##### Entries #####
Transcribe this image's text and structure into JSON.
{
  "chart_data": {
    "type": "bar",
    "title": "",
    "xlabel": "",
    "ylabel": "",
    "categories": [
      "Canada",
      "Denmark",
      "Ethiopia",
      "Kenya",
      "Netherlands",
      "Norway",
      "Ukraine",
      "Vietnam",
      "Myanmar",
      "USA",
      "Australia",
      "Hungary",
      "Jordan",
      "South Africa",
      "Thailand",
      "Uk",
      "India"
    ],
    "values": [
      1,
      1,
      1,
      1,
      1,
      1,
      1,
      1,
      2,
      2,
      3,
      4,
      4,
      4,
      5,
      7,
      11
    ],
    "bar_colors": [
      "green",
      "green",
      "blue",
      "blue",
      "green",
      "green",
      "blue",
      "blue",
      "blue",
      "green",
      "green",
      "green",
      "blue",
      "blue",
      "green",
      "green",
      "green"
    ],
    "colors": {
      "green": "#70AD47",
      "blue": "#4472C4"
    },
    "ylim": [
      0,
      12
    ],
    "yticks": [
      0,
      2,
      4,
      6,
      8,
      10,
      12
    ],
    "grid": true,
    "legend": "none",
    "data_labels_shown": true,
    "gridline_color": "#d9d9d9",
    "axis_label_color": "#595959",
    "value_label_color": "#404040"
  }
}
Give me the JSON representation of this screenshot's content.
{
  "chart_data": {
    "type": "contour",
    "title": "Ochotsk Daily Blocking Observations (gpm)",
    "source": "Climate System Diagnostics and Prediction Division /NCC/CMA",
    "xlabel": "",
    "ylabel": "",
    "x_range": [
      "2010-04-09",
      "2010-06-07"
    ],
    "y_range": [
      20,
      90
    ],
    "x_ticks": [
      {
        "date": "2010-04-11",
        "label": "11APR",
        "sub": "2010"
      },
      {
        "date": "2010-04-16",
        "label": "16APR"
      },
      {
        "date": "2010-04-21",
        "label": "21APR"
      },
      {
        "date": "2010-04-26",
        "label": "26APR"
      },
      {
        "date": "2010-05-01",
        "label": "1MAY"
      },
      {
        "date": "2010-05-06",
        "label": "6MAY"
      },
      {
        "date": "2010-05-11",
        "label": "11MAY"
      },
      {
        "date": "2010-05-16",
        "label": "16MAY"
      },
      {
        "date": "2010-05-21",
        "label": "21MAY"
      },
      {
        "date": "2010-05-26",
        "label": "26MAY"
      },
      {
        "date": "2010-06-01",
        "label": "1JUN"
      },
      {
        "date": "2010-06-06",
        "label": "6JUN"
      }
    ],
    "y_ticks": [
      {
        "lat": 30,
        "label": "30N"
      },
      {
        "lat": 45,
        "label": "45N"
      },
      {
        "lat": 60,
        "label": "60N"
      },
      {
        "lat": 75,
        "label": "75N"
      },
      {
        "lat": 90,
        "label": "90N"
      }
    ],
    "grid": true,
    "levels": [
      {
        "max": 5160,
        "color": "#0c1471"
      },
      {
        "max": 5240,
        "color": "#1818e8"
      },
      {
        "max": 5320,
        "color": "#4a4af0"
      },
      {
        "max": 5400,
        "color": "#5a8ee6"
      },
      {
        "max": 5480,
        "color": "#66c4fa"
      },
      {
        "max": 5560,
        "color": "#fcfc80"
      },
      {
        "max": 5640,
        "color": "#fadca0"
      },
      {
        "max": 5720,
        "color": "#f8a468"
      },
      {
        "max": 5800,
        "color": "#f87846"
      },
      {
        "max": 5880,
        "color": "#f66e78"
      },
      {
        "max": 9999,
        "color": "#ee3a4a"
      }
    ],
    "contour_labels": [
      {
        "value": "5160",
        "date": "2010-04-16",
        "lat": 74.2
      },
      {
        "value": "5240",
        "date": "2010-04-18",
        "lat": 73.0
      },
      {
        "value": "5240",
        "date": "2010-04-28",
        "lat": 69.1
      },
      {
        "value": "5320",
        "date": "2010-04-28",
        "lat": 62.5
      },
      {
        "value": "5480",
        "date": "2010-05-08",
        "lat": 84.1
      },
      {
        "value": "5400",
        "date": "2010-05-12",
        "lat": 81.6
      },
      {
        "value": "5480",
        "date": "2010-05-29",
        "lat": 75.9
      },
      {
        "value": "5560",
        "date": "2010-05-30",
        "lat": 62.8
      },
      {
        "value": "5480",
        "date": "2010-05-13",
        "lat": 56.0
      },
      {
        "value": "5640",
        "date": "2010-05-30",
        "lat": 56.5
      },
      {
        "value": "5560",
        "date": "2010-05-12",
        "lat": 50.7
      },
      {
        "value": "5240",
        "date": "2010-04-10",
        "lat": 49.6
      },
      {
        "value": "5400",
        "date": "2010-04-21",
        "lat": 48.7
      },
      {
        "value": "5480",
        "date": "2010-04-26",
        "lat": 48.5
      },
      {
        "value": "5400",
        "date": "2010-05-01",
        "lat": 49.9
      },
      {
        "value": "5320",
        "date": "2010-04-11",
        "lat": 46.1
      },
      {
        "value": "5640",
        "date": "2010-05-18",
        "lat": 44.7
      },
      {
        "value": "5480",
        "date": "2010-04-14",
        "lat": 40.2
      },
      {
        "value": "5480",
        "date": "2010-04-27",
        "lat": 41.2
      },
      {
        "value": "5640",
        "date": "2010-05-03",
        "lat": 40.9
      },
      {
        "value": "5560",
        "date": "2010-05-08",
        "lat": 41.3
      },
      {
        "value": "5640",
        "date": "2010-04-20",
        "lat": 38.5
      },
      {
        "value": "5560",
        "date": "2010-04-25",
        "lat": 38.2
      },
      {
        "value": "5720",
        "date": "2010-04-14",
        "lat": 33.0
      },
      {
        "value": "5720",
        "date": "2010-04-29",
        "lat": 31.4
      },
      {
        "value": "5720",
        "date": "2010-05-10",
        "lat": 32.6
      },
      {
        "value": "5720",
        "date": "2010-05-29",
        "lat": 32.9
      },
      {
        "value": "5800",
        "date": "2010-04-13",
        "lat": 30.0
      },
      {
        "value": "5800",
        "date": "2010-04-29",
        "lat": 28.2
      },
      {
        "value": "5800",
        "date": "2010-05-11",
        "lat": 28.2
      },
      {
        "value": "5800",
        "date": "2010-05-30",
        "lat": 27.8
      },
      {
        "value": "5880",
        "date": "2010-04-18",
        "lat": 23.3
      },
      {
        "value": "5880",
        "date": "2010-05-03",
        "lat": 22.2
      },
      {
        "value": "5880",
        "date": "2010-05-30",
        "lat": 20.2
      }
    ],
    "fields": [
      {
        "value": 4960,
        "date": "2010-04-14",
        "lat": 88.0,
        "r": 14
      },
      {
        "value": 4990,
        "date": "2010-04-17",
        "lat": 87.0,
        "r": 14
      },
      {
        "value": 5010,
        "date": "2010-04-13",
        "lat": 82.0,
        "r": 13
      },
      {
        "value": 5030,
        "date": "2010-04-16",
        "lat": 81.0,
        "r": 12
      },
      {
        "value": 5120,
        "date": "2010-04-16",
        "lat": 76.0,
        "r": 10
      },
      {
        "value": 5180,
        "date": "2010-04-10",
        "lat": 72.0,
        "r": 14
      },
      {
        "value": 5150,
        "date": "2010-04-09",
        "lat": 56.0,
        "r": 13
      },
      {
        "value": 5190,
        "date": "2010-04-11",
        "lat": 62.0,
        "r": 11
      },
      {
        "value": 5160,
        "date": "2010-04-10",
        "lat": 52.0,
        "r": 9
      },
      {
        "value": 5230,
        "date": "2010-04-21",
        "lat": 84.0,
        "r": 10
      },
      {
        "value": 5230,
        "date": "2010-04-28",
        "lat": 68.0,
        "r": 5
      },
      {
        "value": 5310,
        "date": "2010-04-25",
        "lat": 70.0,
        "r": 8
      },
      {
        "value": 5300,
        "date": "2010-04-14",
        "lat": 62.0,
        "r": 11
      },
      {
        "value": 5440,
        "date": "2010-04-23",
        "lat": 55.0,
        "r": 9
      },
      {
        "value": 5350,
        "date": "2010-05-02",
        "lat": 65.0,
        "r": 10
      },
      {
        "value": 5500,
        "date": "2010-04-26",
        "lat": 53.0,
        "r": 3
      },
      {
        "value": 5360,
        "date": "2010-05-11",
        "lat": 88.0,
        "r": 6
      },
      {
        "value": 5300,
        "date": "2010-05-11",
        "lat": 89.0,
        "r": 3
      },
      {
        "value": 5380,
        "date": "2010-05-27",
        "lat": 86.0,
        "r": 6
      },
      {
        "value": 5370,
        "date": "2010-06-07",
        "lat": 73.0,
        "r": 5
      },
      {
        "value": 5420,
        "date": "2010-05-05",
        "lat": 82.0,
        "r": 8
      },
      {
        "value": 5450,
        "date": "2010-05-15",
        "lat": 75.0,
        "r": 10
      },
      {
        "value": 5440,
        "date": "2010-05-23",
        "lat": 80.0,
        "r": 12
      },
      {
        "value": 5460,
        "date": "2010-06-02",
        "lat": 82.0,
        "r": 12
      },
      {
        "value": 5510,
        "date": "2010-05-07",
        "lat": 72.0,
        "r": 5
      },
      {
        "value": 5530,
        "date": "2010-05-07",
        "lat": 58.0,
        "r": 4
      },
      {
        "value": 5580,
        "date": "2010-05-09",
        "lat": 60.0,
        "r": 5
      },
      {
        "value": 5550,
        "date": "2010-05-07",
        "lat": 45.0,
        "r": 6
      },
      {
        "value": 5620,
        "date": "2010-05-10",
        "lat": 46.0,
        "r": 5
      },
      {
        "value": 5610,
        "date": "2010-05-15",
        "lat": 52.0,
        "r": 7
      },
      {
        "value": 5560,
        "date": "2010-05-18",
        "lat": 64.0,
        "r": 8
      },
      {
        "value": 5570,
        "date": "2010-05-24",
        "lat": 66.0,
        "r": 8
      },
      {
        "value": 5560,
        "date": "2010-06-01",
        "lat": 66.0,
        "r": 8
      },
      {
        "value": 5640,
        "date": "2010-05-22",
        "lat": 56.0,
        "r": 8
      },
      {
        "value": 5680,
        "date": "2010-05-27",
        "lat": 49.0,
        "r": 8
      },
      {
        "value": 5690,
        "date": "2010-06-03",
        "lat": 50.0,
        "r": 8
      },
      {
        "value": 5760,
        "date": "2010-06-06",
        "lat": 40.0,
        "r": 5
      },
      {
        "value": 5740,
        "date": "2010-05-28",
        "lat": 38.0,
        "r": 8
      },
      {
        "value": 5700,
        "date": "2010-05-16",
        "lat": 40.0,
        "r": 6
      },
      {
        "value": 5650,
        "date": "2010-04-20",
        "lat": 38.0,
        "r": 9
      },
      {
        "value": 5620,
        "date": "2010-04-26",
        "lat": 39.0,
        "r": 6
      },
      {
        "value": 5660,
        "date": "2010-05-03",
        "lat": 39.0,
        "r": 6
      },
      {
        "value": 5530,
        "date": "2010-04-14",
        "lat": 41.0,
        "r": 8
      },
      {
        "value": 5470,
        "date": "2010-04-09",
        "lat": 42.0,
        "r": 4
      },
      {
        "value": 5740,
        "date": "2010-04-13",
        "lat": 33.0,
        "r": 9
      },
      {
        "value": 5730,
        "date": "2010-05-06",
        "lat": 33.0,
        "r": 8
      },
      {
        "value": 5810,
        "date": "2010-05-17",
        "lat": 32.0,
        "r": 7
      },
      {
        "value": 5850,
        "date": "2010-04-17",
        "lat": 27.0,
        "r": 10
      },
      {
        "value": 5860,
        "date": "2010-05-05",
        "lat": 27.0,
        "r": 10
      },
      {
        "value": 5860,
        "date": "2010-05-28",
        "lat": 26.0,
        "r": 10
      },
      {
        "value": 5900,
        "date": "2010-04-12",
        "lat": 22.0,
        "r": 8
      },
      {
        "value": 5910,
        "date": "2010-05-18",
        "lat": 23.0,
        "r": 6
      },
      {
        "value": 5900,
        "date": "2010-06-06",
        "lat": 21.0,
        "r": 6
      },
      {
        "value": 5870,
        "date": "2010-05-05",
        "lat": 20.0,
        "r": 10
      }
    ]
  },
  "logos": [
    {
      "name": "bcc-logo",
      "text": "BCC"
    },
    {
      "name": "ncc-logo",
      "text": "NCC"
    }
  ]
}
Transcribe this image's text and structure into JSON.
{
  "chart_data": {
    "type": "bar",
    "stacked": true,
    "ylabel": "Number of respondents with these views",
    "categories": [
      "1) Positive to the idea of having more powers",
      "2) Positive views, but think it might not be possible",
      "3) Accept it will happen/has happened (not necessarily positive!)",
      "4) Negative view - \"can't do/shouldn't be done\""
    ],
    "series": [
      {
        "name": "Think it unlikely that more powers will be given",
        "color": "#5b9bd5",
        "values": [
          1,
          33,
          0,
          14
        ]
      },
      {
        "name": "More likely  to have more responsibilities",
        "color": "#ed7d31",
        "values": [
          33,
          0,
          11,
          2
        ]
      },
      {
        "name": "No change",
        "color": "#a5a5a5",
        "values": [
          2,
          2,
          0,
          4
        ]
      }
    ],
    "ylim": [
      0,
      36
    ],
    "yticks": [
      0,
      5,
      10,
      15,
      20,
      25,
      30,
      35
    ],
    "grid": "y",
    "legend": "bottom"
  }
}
#####
→ **Goal of the exercise**: What is the number of lines holding the word "powers"? State it alone.

→ **Final result**: 2